> _Activity_:
Continue the review of Animal Collective's Merriweather Post Pavilion, starting right after its final sentence.
--- Text segment ---
In a recent interview, Panda Bear described Merriweather Post Pavilion as Animal Collective's own form of soul music. "The music is personal to us; not directly autobiographical, but it's about the things that we think about and care about." Their concerns on this album are clear: relationships, connections, love, existence. However, to call Animal Collective’s lyrical content simplistic undermines the complexity of the feelings with which they’re dealing; and while their muses are well-worn, the confidence with which they relay this overt sentimentality is simply inspiring. In a time when rhapsody is considered mawkish, it's refreshing to hear Avey Tare belt out "And I want to walk around with you" without poetic distancing or Panda Bear singing "What can I do as traffic pass/ Guard my girl from muffler's black gas" without irony. Animal Collective subsume art and life, not because they can, but because they don't make any clear distinctions between the two.
In this context, even the signifiers on their more "challenging" releases (Here Comes the Indian, Campfire Songs) have shifted in meaning for me -- the abstractions now sound transcendent, the formlessness like yearning. It's not that Animal Collective have stopped "experimenting"; it's that their sounds and current lyrical themes have reached equilibrium. While still far from the "rock" aesthetic of the group's first album, Spirit They're Gone, Spirit They've Vanished, or the spooky existentialism of Campfire Songs, the reach is as generous as it's always been: mutated structures, exaggerated melodies, conspicuously complex rhythms, and warped textures. The only thing predictable about Merriweather Post Pavilion is how much it sounds like Animal Collective.
Influenced by dub and hip-hop, the album adopts deeper bass than before, wrapping each minute in synth washes and electronic bleeps. It exudes fullness -- of ideas, of sounds, of emotions -- that, like the emotions they're dealing with, can be occasionally exhausting, as if restraint had been tossed out the window after Feels. Still, it's quite remarkable that the emphasis on loops, samples, and electronics can convey such primal ecstasy, further dissolving the constructed wall between electronic music and "authenticity" (in this day and age all recorded music is electronic music). When comparing the three-piece lineup on Merriweather to the two-member songs of Sung Tongs and the four-member Feels and Strawberry Jam, it's clear the band is quick to adapt. Animal Collective's sound is dictated by circumstance, not predetermined vision.
--- Stored data ---
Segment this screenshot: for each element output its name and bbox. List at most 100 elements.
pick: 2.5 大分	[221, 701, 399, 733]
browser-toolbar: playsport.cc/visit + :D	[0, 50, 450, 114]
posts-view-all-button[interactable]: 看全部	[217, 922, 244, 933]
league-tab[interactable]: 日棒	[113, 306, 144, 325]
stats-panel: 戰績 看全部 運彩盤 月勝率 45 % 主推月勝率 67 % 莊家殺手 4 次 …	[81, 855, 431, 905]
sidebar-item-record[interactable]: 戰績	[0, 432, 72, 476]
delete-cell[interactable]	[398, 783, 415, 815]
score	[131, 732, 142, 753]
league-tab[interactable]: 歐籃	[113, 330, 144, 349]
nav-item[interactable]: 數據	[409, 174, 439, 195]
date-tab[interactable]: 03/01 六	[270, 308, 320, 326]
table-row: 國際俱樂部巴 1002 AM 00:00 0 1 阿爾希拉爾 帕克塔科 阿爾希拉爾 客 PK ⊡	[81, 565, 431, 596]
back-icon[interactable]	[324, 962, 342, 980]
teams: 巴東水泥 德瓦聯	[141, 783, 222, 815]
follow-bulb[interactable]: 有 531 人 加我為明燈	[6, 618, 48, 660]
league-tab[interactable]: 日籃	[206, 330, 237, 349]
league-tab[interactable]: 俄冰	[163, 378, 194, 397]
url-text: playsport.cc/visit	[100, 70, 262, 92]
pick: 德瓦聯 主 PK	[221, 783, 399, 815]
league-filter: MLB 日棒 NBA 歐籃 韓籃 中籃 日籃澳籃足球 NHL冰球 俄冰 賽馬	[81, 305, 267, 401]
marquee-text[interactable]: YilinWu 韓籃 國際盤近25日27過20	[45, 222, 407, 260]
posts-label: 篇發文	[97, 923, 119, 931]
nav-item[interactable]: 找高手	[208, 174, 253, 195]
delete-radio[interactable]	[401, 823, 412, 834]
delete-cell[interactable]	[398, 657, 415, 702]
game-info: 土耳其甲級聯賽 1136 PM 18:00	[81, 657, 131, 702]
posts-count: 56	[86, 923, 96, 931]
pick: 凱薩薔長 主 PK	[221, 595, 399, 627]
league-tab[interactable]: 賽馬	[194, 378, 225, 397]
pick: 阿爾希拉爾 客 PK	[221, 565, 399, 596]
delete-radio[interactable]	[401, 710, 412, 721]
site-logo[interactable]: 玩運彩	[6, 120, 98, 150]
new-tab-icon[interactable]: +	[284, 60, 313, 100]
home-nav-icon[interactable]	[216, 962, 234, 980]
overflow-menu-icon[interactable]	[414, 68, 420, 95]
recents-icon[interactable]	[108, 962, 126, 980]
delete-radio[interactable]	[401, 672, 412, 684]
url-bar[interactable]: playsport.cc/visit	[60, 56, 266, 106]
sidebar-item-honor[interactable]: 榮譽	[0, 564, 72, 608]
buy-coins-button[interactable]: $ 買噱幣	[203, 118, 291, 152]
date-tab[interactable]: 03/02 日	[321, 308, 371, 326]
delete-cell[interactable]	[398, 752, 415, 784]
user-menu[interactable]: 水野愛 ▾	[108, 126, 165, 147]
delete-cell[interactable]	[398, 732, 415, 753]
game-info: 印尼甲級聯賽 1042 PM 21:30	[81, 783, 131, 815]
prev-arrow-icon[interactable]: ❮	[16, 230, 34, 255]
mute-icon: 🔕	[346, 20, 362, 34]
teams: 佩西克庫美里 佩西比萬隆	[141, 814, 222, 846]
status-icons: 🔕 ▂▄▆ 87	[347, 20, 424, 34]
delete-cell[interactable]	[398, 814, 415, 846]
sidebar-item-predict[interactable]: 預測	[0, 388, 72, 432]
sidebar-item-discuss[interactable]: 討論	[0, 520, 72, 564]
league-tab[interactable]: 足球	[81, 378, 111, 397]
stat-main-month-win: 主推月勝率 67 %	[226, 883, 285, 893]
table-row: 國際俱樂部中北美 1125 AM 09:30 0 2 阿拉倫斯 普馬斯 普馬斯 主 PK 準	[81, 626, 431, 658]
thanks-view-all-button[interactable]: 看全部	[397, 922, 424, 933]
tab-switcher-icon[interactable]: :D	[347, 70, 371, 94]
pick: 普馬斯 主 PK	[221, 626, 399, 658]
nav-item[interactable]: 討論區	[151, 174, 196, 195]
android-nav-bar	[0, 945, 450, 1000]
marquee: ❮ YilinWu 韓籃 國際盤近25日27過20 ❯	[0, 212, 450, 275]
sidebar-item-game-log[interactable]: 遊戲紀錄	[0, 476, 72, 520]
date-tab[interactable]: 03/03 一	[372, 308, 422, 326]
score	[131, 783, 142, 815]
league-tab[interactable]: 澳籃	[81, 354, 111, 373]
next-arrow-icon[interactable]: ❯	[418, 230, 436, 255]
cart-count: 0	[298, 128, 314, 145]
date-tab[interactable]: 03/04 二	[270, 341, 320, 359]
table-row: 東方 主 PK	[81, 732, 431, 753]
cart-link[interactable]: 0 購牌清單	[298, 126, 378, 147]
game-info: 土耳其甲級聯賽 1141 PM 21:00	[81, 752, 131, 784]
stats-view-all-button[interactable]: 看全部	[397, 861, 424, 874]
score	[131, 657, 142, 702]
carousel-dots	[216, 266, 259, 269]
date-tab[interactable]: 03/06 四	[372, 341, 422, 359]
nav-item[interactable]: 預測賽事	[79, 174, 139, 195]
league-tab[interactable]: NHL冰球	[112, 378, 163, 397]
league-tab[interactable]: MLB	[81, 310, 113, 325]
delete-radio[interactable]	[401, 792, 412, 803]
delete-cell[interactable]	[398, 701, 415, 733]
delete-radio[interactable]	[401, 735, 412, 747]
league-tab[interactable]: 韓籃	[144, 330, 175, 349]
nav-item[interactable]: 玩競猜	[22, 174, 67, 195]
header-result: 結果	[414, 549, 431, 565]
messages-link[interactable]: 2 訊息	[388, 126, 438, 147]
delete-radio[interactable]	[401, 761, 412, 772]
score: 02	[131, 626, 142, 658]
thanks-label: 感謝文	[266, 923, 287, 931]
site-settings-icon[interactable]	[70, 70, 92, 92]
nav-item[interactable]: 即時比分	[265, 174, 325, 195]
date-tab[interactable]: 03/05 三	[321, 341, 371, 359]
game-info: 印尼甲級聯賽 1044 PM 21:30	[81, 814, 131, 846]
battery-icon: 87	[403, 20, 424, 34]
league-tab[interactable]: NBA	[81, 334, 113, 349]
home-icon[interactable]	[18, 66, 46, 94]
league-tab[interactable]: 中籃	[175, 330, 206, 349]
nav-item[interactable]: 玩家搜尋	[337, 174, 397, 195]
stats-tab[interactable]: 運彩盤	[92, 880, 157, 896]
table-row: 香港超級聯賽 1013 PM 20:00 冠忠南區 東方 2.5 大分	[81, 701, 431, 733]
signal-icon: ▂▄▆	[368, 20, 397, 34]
---
> _Response to the exercise_:
While Avey Tare's songs have usually stood out on Animal Collective albums, Panda Bear's tracks are the most indelible this time: "My Girls" and "Brothersport" are already fan favorites, while "Guys Eyes" and "Daily Routine" give the album much needed variety. Panda continues his emphasis on lyrical and structural repetition, singing about being a father and, on "Brothersport," a brother. On this track, he consoles his brother over their father's death: "You've got to open up your throat/ Support your brother." I get chills every time the band harmonizes "Matt!!" Meanwhile, Avey emphasizes more conventional pop, slightly taming his melodic flexibility and reigning in his structural explorations. He's at his best on the more moody tracks, like album opener "In the Flowers" and penultimate track "No More Runnin'," singing "On back porches with the torch of a firefly lit tree/ It's what I hope for."
Change has always been a topic of contention for critics; bands are faulted for both shifting styles and retaining the same one. Animal Collective aren't necessarily growing toward anything in particular; they're just growing, with their aesthetic changing, dynamically and organically, alongside their mindsets. It wasn't that long ago we were calling them ‘noise rock’ and ‘psych folk.’ Yet no matter what mode they're in, the band members amazingly channel the same infectious energy, even when their lives are being shaped by family rather than aesthetics. Indeed, family hasn't become a reason for Animal Collective to stop doing "art"; family is their art. And on Merriweather, their art reminds us that immersion in Western tropes need not be met with scorn, that not all of its idioms have yet been exhausted, that embracing optimism and melody can still be so relevant -- and it aches in the most soulful of ways.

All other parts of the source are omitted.